━━━━━ Material ━━━━━

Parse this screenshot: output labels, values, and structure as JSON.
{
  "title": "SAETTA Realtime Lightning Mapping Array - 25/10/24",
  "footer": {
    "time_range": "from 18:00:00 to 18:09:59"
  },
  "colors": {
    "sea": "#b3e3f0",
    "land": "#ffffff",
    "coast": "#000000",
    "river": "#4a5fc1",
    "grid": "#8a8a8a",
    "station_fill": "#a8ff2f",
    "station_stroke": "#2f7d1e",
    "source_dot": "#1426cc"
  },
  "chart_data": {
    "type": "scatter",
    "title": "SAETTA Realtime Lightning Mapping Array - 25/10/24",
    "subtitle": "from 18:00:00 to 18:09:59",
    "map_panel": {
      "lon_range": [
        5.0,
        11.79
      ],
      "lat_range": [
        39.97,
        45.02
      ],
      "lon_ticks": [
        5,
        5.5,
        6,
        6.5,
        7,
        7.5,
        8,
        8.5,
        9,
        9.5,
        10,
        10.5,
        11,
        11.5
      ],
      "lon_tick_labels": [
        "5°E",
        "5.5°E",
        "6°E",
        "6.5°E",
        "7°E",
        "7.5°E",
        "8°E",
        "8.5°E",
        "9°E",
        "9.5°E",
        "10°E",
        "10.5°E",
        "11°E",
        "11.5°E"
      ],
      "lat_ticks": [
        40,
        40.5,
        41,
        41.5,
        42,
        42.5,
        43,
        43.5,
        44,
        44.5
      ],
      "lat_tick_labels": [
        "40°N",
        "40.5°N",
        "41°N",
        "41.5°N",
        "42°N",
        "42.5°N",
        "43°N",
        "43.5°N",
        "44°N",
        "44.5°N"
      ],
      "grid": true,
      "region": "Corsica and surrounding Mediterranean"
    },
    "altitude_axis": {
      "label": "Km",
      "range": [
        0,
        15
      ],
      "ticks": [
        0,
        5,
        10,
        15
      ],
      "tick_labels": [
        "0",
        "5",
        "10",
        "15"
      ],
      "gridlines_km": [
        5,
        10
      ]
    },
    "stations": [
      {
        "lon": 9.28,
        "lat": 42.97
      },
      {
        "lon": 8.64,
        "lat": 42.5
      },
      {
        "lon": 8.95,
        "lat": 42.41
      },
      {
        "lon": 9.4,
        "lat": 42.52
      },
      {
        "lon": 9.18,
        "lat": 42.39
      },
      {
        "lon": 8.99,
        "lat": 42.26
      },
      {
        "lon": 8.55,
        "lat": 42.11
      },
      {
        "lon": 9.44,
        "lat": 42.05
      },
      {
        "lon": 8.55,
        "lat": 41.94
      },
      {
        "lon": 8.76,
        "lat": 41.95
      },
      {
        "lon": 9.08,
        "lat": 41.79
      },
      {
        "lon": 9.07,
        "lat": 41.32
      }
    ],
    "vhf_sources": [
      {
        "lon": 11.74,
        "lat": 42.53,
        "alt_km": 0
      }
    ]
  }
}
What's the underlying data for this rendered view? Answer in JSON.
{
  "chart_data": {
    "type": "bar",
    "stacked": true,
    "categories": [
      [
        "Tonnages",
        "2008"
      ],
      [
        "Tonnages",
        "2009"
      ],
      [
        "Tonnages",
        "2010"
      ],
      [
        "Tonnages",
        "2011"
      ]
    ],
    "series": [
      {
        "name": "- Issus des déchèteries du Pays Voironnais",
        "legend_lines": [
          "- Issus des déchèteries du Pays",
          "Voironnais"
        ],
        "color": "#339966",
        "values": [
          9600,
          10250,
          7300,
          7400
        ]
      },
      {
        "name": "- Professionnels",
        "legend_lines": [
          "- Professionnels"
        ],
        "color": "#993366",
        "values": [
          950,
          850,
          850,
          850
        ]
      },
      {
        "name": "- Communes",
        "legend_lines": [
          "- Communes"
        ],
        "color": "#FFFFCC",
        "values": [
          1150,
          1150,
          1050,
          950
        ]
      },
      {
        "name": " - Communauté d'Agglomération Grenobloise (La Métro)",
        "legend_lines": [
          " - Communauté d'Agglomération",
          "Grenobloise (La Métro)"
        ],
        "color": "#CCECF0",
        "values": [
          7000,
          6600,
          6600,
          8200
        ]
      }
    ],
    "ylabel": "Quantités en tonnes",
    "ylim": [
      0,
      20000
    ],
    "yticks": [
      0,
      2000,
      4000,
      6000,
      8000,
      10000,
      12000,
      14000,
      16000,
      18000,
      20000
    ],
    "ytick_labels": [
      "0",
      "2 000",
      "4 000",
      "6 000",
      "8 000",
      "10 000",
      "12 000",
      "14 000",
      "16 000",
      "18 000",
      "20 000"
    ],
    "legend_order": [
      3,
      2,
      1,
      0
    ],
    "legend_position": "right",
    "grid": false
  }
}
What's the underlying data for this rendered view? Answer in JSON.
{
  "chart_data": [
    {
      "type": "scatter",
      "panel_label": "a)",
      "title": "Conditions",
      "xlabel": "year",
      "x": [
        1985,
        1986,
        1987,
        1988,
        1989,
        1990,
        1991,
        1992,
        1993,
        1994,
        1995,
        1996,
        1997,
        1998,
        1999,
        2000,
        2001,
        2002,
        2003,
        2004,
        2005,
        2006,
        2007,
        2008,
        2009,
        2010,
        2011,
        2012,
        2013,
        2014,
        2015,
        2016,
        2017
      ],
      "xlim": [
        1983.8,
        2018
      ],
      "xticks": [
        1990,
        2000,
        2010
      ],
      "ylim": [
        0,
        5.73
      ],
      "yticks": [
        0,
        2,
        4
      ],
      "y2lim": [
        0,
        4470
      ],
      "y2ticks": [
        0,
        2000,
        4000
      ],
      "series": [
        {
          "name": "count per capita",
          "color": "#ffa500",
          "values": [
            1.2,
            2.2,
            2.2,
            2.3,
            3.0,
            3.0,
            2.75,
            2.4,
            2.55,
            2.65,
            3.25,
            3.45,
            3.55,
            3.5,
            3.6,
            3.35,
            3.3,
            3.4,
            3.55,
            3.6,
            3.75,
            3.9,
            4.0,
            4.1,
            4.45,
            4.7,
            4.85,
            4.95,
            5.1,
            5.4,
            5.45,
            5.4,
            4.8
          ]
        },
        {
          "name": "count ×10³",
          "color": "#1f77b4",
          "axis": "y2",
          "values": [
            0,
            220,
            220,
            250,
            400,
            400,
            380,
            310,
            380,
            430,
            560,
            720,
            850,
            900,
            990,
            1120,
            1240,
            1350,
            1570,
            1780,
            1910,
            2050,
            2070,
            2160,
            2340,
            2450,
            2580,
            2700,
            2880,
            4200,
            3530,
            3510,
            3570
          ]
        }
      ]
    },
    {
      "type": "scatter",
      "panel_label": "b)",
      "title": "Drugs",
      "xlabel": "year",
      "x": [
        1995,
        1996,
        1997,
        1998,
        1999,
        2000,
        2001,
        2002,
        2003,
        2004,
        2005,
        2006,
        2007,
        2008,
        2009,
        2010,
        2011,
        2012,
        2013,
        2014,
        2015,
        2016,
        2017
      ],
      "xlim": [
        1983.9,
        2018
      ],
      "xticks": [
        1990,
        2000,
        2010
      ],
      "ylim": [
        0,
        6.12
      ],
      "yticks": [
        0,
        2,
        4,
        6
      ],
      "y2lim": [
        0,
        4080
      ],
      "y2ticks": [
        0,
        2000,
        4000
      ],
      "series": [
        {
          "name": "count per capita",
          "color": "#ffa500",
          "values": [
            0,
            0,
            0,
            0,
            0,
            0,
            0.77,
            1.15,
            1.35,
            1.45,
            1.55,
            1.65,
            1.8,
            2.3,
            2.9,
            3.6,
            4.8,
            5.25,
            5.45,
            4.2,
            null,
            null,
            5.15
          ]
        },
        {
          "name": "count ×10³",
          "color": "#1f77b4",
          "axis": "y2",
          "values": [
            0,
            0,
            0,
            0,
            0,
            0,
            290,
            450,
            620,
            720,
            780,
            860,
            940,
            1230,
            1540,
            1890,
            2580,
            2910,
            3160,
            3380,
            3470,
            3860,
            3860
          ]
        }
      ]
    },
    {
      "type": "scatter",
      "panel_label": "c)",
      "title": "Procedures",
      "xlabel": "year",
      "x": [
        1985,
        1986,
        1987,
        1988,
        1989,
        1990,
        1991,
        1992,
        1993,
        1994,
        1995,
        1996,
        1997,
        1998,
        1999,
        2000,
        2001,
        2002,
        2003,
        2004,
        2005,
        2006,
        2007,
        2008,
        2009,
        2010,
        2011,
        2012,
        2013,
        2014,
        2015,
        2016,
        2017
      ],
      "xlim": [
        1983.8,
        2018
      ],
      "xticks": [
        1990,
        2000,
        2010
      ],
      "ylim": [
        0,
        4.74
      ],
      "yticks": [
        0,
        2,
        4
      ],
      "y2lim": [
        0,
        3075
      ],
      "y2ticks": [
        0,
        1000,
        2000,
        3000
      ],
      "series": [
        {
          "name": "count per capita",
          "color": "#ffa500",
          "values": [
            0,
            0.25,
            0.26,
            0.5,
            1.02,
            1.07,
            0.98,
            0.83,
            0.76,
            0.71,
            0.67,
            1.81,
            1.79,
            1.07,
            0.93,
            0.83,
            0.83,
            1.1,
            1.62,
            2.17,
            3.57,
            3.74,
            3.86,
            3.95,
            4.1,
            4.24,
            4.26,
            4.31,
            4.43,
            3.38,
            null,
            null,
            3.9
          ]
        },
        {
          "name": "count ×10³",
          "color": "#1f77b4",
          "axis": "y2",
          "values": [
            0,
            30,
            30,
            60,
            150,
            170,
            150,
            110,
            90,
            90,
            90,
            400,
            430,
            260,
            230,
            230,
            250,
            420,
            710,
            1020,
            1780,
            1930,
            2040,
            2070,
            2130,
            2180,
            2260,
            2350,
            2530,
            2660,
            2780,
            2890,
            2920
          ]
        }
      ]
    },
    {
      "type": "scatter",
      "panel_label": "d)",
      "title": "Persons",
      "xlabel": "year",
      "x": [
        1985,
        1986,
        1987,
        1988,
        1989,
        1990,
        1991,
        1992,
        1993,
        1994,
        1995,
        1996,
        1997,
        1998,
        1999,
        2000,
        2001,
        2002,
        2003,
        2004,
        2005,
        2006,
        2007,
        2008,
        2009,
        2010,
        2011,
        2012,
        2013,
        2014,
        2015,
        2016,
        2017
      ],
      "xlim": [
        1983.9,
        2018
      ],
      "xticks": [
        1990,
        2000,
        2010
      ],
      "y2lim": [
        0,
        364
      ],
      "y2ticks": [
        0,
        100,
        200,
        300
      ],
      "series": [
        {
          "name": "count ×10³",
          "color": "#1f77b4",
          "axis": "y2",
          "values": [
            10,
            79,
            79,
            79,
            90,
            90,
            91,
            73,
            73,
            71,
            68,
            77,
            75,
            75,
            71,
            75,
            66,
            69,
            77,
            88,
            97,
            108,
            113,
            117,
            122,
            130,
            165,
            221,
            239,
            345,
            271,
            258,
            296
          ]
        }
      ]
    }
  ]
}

━━━━━

Give only the number of lines above that hold the string "Array".

2